> _Work instructions_
Extract the listing in its entirety, keeping each line identical to the original.

— BEGIN —

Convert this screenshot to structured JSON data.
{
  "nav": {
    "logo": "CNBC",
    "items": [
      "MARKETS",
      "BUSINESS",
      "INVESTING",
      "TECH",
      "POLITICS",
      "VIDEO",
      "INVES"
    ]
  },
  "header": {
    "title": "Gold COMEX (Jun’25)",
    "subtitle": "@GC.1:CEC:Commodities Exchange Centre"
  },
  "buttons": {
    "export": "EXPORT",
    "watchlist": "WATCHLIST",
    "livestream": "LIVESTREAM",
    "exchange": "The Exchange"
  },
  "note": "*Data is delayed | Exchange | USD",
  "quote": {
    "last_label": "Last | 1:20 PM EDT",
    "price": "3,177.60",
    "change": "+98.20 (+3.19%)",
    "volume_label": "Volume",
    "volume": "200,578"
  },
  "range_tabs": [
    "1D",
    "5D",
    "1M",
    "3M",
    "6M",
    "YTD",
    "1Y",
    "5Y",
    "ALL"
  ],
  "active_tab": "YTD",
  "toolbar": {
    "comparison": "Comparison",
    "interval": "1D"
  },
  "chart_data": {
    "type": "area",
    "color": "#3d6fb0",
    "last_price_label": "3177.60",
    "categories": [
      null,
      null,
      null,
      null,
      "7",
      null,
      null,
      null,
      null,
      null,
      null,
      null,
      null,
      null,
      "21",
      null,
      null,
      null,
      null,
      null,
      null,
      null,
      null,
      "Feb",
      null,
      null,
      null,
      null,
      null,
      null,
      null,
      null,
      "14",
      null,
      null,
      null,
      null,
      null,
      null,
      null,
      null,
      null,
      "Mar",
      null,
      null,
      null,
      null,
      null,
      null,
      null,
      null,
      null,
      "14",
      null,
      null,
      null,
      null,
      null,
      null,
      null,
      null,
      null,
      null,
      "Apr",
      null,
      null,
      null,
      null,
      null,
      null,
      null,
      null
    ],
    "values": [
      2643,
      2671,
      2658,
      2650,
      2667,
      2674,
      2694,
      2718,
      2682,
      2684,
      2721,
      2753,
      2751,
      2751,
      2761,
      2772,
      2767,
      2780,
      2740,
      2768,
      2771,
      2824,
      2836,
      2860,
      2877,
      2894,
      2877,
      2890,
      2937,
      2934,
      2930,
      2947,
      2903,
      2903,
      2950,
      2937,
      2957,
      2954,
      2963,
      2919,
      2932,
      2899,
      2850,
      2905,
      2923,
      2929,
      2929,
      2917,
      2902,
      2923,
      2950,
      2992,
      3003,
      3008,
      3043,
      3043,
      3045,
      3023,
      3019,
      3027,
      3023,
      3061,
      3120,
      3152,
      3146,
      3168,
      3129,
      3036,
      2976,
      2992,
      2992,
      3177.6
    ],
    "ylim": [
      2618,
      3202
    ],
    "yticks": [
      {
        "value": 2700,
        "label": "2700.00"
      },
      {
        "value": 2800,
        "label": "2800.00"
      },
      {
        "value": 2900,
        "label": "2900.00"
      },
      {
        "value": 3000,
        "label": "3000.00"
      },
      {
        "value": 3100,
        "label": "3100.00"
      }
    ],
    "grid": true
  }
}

— END —

> _Answer to this task_
Convert this screenshot to structured JSON data.
{
  "nav": {
    "logo": "CNBC",
    "items": [
      "MARKETS",
      "BUSINESS",
      "INVESTING",
      "TECH",
      "POLITICS",
      "VIDEO",
      "INVES"
    ]
  },
  "header": {
    "title": "Gold COMEX (Jun’25)",
    "subtitle": "@GC.1:CEC:Commodities Exchange Centre"
  },
  "buttons": {
    "export": "EXPORT",
    "watchlist": "WATCHLIST",
    "livestream": "LIVESTREAM",
    "exchange": "The Exchange"
  },
  "note": "*Data is delayed | Exchange | USD",
  "quote": {
    "last_label": "Last | 1:20 PM EDT",
    "price": "3,177.60",
    "change": "+98.20 (+3.19%)",
    "volume_label": "Volume",
    "volume": "200,578"
  },
  "range_tabs": [
    "1D",
    "5D",
    "1M",
    "3M",
    "6M",
    "YTD",
    "1Y",
    "5Y",
    "ALL"
  ],
  "active_tab": "YTD",
  "toolbar": {
    "comparison": "Comparison",
    "interval": "1D"
  },
  "chart_data": {
    "type": "area",
    "color": "#3d6fb0",
    "last_price_label": "3177.60",
    "categories": [
      null,
      null,
      null,
      null,
      "7",
      null,
      null,
      null,
      null,
      null,
      null,
      null,
      null,
      null,
      "21",
      null,
      null,
      null,
      null,
      null,
      null,
      null,
      null,
      "Feb",
      null,
      null,
      null,
      null,
      null,
      null,
      null,
      null,
      "14",
      null,
      null,
      null,
      null,
      null,
      null,
      null,
      null,
      null,
      "Mar",
      null,
      null,
      null,
      null,
      null,
      null,
      null,
      null,
      null,
      "14",
      null,
      null,
      null,
      null,
      null,
      null,
      null,
      null,
      null,
      null,
      "Apr",
      null,
      null,
      null,
      null,
      null,
      null,
      null,
      null
    ],
    "values": [
      2643,
      2671,
      2658,
      2650,
      2667,
      2674,
      2694,
      2718,
      2682,
      2684,
      2721,
      2753,
      2751,
      2751,
      2761,
      2772,
      2767,
      2780,
      2740,
      2768,
      2771,
      2824,
      2836,
      2860,
      2877,
      2894,
      2877,
      2890,
      2937,
      2934,
      2930,
      2947,
      2903,
      2903,
      2950,
      2937,
      2957,
      2954,
      2963,
      2919,
      2932,
      2899,
      2850,
      2905,
      2923,
      2929,
      2929,
      2917,
      2902,
      2923,
      2950,
      2992,
      3003,
      3008,
      3043,
      3043,
      3045,
      3023,
      3019,
      3027,
      3023,
      3061,
      3120,
      3152,
      3146,
      3168,
      3129,
      3036,
      2976,
      2992,
      2992,
      3177.6
    ],
    "ylim": [
      2618,
      3202
    ],
    "yticks": [
      {
        "value": 2700,
        "label": "2700.00"
      },
      {
        "value": 2800,
        "label": "2800.00"
      },
      {
        "value": 2900,
        "label": "2900.00"
      },
      {
        "value": 3000,
        "label": "3000.00"
      },
      {
        "value": 3100,
        "label": "3100.00"
      }
    ],
    "grid": true
  }
}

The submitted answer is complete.